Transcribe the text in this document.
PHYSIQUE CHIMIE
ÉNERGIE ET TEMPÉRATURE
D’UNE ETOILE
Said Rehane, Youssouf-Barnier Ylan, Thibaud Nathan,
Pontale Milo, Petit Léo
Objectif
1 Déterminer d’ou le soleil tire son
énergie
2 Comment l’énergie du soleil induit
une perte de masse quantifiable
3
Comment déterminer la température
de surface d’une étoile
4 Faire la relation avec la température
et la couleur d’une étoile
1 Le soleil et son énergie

_ _ _ _

*Requirement*:
From the records above, extract every line exactly as it stands.

*Final result*:
Transcribe the text in this document.
PHYSIQUE CHIMIE
ÉNERGIE ET TEMPÉRATURE
D’UNE ETOILE
Said Rehane, Youssouf-Barnier Ylan, Thibaud Nathan,
Pontale Milo, Petit Léo
Objectif
1 Déterminer d’ou le soleil tire son
énergie
2 Comment l’énergie du soleil induit
une perte de masse quantifiable
3
Comment déterminer la température
de surface d’une étoile
4 Faire la relation avec la température
et la couleur d’une étoile
1 Le soleil et son énergie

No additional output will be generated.